*DATA FOR PROCESSING*.
___

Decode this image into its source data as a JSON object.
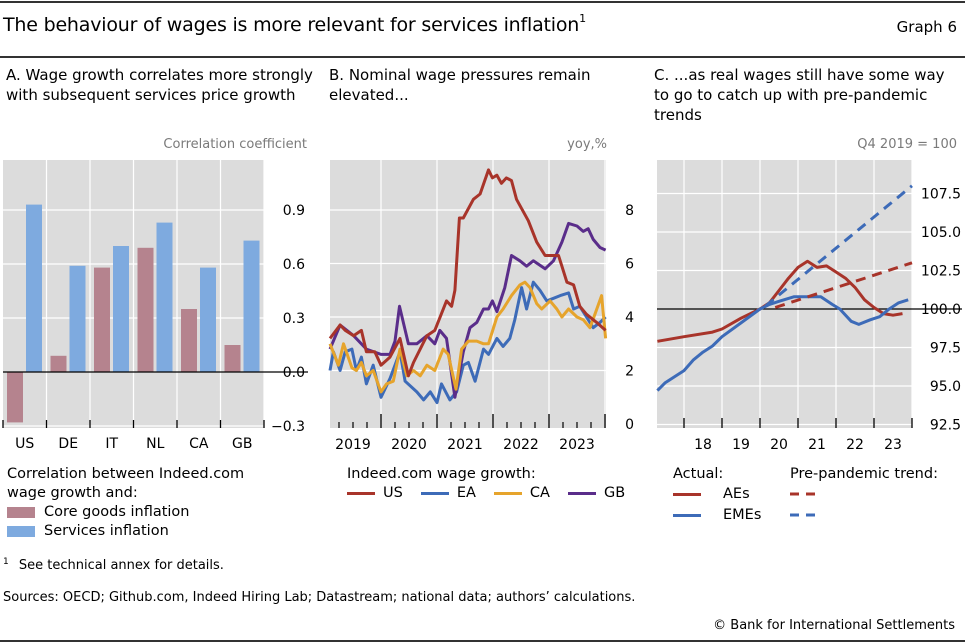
{
  "header": {
    "title": "The behaviour of wages is more relevant for services inflation",
    "title_footnote_mark": "1",
    "graph_number": "Graph 6"
  },
  "panels": {
    "a": {
      "title": "A. Wage growth correlates more strongly with subsequent services price growth",
      "unit": "Correlation coefficient",
      "legend_heading": "Correlation between Indeed.com wage growth and:",
      "legend_items": [
        "Core goods inflation",
        "Services inflation"
      ]
    },
    "b": {
      "title": "B. Nominal wage pressures remain elevated...",
      "unit": "yoy,%",
      "legend_heading": "Indeed.com wage growth:",
      "legend_items": [
        "US",
        "EA",
        "CA",
        "GB"
      ]
    },
    "c": {
      "title": "C. ...as real wages still have some way to go to catch up with pre-pandemic trends",
      "unit": "Q4 2019 = 100",
      "legend_actual_heading": "Actual:",
      "legend_trend_heading": "Pre-pandemic trend:",
      "legend_items": [
        "AEs",
        "EMEs"
      ]
    }
  },
  "footer": {
    "footnote_mark": "1",
    "footnote": "See technical annex for details.",
    "sources": "Sources: OECD; Github.com, Indeed Hiring Lab; Datastream; national data; authors’ calculations.",
    "copyright": "© Bank for International Settlements"
  },
  "colors": {
    "core_goods": "#b5838e",
    "services": "#7eaadf",
    "us": "#a8342a",
    "ea": "#3d6bb8",
    "ca": "#e6a42c",
    "gb": "#5a2d8a",
    "aes": "#a8342a",
    "emes": "#3d6bb8",
    "plot_bg": "#dcdcdc"
  },
  "chart_data": [
    {
      "id": "a",
      "type": "bar",
      "title": "A. Wage growth correlates more strongly with subsequent services price growth",
      "ylabel": "Correlation coefficient",
      "categories": [
        "US",
        "DE",
        "IT",
        "NL",
        "CA",
        "GB"
      ],
      "series": [
        {
          "name": "Core goods inflation",
          "values": [
            -0.28,
            0.09,
            0.58,
            0.69,
            0.35,
            0.15
          ]
        },
        {
          "name": "Services inflation",
          "values": [
            0.93,
            0.59,
            0.7,
            0.83,
            0.58,
            0.73
          ]
        }
      ],
      "ylim": [
        -0.33,
        1.17
      ],
      "yticks": [
        -0.3,
        0.0,
        0.3,
        0.6,
        0.9
      ],
      "ytick_labels": [
        "−0.3",
        "0.0",
        "0.3",
        "0.6",
        "0.9"
      ],
      "grid": true,
      "legend": "bottom"
    },
    {
      "id": "b",
      "type": "line",
      "title": "B. Nominal wage pressures remain elevated...",
      "ylabel": "yoy,%",
      "xlim": [
        2019.0,
        2024.1
      ],
      "ylim": [
        -0.3,
        9.9
      ],
      "yticks": [
        0,
        2,
        4,
        6,
        8
      ],
      "xtick_labels": [
        "2019",
        "2020",
        "2021",
        "2022",
        "2023"
      ],
      "grid": true,
      "legend": "bottom",
      "series": [
        {
          "name": "US",
          "points": [
            [
              2019.09,
              3.2
            ],
            [
              2019.27,
              3.7
            ],
            [
              2019.36,
              3.5
            ],
            [
              2019.51,
              3.3
            ],
            [
              2019.65,
              3.5
            ],
            [
              2019.74,
              2.7
            ],
            [
              2019.89,
              2.7
            ],
            [
              2020.0,
              2.2
            ],
            [
              2020.16,
              2.5
            ],
            [
              2020.34,
              3.2
            ],
            [
              2020.49,
              1.8
            ],
            [
              2020.58,
              2.3
            ],
            [
              2020.82,
              3.3
            ],
            [
              2020.96,
              3.5
            ],
            [
              2021.17,
              4.6
            ],
            [
              2021.26,
              4.4
            ],
            [
              2021.32,
              5.0
            ],
            [
              2021.4,
              7.7
            ],
            [
              2021.47,
              7.7
            ],
            [
              2021.65,
              8.4
            ],
            [
              2021.77,
              8.6
            ],
            [
              2021.92,
              9.5
            ],
            [
              2021.99,
              9.2
            ],
            [
              2022.07,
              9.3
            ],
            [
              2022.15,
              9.0
            ],
            [
              2022.24,
              9.2
            ],
            [
              2022.33,
              9.1
            ],
            [
              2022.42,
              8.4
            ],
            [
              2022.63,
              7.6
            ],
            [
              2022.78,
              6.8
            ],
            [
              2022.93,
              6.3
            ],
            [
              2023.17,
              6.3
            ],
            [
              2023.23,
              5.9
            ],
            [
              2023.32,
              5.3
            ],
            [
              2023.44,
              5.2
            ],
            [
              2023.55,
              4.4
            ],
            [
              2023.67,
              4.1
            ],
            [
              2023.85,
              3.8
            ],
            [
              2024.01,
              3.5
            ]
          ]
        },
        {
          "name": "EA",
          "points": [
            [
              2019.09,
              2.0
            ],
            [
              2019.15,
              2.7
            ],
            [
              2019.27,
              2.0
            ],
            [
              2019.36,
              2.7
            ],
            [
              2019.48,
              2.8
            ],
            [
              2019.56,
              2.0
            ],
            [
              2019.65,
              2.5
            ],
            [
              2019.74,
              1.5
            ],
            [
              2019.86,
              2.2
            ],
            [
              2020.0,
              1.0
            ],
            [
              2020.16,
              1.7
            ],
            [
              2020.34,
              2.7
            ],
            [
              2020.43,
              1.6
            ],
            [
              2020.64,
              1.2
            ],
            [
              2020.76,
              0.9
            ],
            [
              2020.88,
              1.2
            ],
            [
              2021.0,
              0.8
            ],
            [
              2021.08,
              1.5
            ],
            [
              2021.23,
              0.9
            ],
            [
              2021.35,
              1.2
            ],
            [
              2021.47,
              2.2
            ],
            [
              2021.56,
              2.3
            ],
            [
              2021.68,
              1.6
            ],
            [
              2021.83,
              2.8
            ],
            [
              2021.92,
              2.6
            ],
            [
              2022.07,
              3.2
            ],
            [
              2022.18,
              2.9
            ],
            [
              2022.3,
              3.2
            ],
            [
              2022.39,
              3.9
            ],
            [
              2022.51,
              5.1
            ],
            [
              2022.6,
              4.3
            ],
            [
              2022.72,
              5.3
            ],
            [
              2022.84,
              5.0
            ],
            [
              2022.96,
              4.6
            ],
            [
              2023.08,
              4.7
            ],
            [
              2023.2,
              4.8
            ],
            [
              2023.35,
              4.9
            ],
            [
              2023.44,
              4.3
            ],
            [
              2023.55,
              4.4
            ],
            [
              2023.67,
              4.0
            ],
            [
              2023.79,
              3.6
            ],
            [
              2023.91,
              3.8
            ],
            [
              2024.01,
              4.0
            ]
          ]
        },
        {
          "name": "CA",
          "points": [
            [
              2019.09,
              3.0
            ],
            [
              2019.24,
              2.2
            ],
            [
              2019.33,
              3.0
            ],
            [
              2019.48,
              2.1
            ],
            [
              2019.56,
              2.0
            ],
            [
              2019.65,
              2.3
            ],
            [
              2019.74,
              1.8
            ],
            [
              2019.86,
              2.0
            ],
            [
              2020.0,
              1.2
            ],
            [
              2020.1,
              1.5
            ],
            [
              2020.22,
              1.6
            ],
            [
              2020.34,
              2.8
            ],
            [
              2020.46,
              1.8
            ],
            [
              2020.58,
              2.0
            ],
            [
              2020.7,
              1.8
            ],
            [
              2020.82,
              2.2
            ],
            [
              2020.96,
              2.0
            ],
            [
              2021.11,
              2.8
            ],
            [
              2021.2,
              2.6
            ],
            [
              2021.34,
              1.3
            ],
            [
              2021.44,
              2.8
            ],
            [
              2021.56,
              3.1
            ],
            [
              2021.71,
              3.1
            ],
            [
              2021.83,
              3.0
            ],
            [
              2021.92,
              3.0
            ],
            [
              2022.07,
              4.0
            ],
            [
              2022.18,
              4.3
            ],
            [
              2022.33,
              4.8
            ],
            [
              2022.48,
              5.2
            ],
            [
              2022.57,
              5.3
            ],
            [
              2022.66,
              5.1
            ],
            [
              2022.78,
              4.5
            ],
            [
              2022.87,
              4.3
            ],
            [
              2023.02,
              4.6
            ],
            [
              2023.14,
              4.3
            ],
            [
              2023.23,
              4.0
            ],
            [
              2023.35,
              4.3
            ],
            [
              2023.5,
              4.0
            ],
            [
              2023.61,
              3.9
            ],
            [
              2023.73,
              3.6
            ],
            [
              2023.82,
              4.1
            ],
            [
              2023.94,
              4.8
            ],
            [
              2024.01,
              3.2
            ]
          ]
        },
        {
          "name": "GB",
          "points": [
            [
              2019.09,
              2.8
            ],
            [
              2019.27,
              3.7
            ],
            [
              2019.51,
              3.3
            ],
            [
              2019.74,
              2.8
            ],
            [
              2020.0,
              2.6
            ],
            [
              2020.16,
              2.6
            ],
            [
              2020.25,
              3.1
            ],
            [
              2020.33,
              4.4
            ],
            [
              2020.49,
              3.0
            ],
            [
              2020.64,
              3.0
            ],
            [
              2020.82,
              3.3
            ],
            [
              2020.96,
              3.0
            ],
            [
              2021.05,
              3.5
            ],
            [
              2021.17,
              3.2
            ],
            [
              2021.32,
              1.0
            ],
            [
              2021.47,
              2.7
            ],
            [
              2021.59,
              3.6
            ],
            [
              2021.71,
              3.8
            ],
            [
              2021.83,
              4.3
            ],
            [
              2021.92,
              4.3
            ],
            [
              2021.99,
              4.6
            ],
            [
              2022.07,
              4.2
            ],
            [
              2022.21,
              5.1
            ],
            [
              2022.33,
              6.3
            ],
            [
              2022.48,
              6.1
            ],
            [
              2022.6,
              5.9
            ],
            [
              2022.72,
              6.1
            ],
            [
              2022.93,
              5.8
            ],
            [
              2023.08,
              6.1
            ],
            [
              2023.23,
              6.8
            ],
            [
              2023.35,
              7.5
            ],
            [
              2023.5,
              7.4
            ],
            [
              2023.61,
              7.2
            ],
            [
              2023.7,
              7.3
            ],
            [
              2023.79,
              6.9
            ],
            [
              2023.91,
              6.6
            ],
            [
              2024.01,
              6.5
            ]
          ]
        }
      ]
    },
    {
      "id": "c",
      "type": "line",
      "title": "C. ...as real wages still have some way to go to catch up with pre-pandemic trends",
      "ylabel": "Q4 2019 = 100",
      "xlim": [
        2017.3,
        2024.6
      ],
      "ylim": [
        92.0,
        110.0
      ],
      "yticks": [
        92.5,
        95.0,
        97.5,
        100.0,
        102.5,
        105.0,
        107.5
      ],
      "xtick_labels": [
        "18",
        "19",
        "20",
        "21",
        "22",
        "23"
      ],
      "reference_line": 100,
      "grid": true,
      "legend": "bottom",
      "series": [
        {
          "name": "AEs",
          "style": "actual",
          "points": [
            [
              2017.3,
              97.9
            ],
            [
              2018.0,
              98.2
            ],
            [
              2018.75,
              98.5
            ],
            [
              2019.0,
              98.7
            ],
            [
              2019.5,
              99.4
            ],
            [
              2020.0,
              100.0
            ],
            [
              2020.25,
              100.4
            ],
            [
              2020.5,
              101.2
            ],
            [
              2020.75,
              102.0
            ],
            [
              2021.0,
              102.7
            ],
            [
              2021.25,
              103.1
            ],
            [
              2021.5,
              102.7
            ],
            [
              2021.75,
              102.8
            ],
            [
              2022.0,
              102.4
            ],
            [
              2022.25,
              102.0
            ],
            [
              2022.5,
              101.4
            ],
            [
              2022.75,
              100.6
            ],
            [
              2023.0,
              100.1
            ],
            [
              2023.25,
              99.7
            ],
            [
              2023.5,
              99.6
            ],
            [
              2023.75,
              99.7
            ]
          ]
        },
        {
          "name": "EMEs",
          "style": "actual",
          "points": [
            [
              2017.3,
              94.7
            ],
            [
              2017.5,
              95.2
            ],
            [
              2017.75,
              95.6
            ],
            [
              2018.0,
              96.0
            ],
            [
              2018.25,
              96.7
            ],
            [
              2018.5,
              97.2
            ],
            [
              2018.75,
              97.6
            ],
            [
              2019.0,
              98.2
            ],
            [
              2019.5,
              99.1
            ],
            [
              2020.0,
              100.0
            ],
            [
              2020.25,
              100.3
            ],
            [
              2020.5,
              100.5
            ],
            [
              2020.9,
              100.8
            ],
            [
              2021.3,
              100.8
            ],
            [
              2021.6,
              100.8
            ],
            [
              2021.9,
              100.3
            ],
            [
              2022.1,
              100.0
            ],
            [
              2022.4,
              99.2
            ],
            [
              2022.6,
              99.0
            ],
            [
              2022.9,
              99.3
            ],
            [
              2023.15,
              99.5
            ],
            [
              2023.4,
              100.0
            ],
            [
              2023.65,
              100.4
            ],
            [
              2023.9,
              100.6
            ]
          ]
        },
        {
          "name": "AEs",
          "style": "pre-pandemic trend",
          "points": [
            [
              2020.4,
              100.1
            ],
            [
              2024.0,
              103.0
            ]
          ]
        },
        {
          "name": "EMEs",
          "style": "pre-pandemic trend",
          "points": [
            [
              2020.15,
              100.2
            ],
            [
              2024.0,
              108.0
            ]
          ]
        }
      ]
    }
  ]
}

___

*EXERCISE*. Only the number is wanted: how many lines of the material contain the word "inflation"?

*RESPONSE*. 5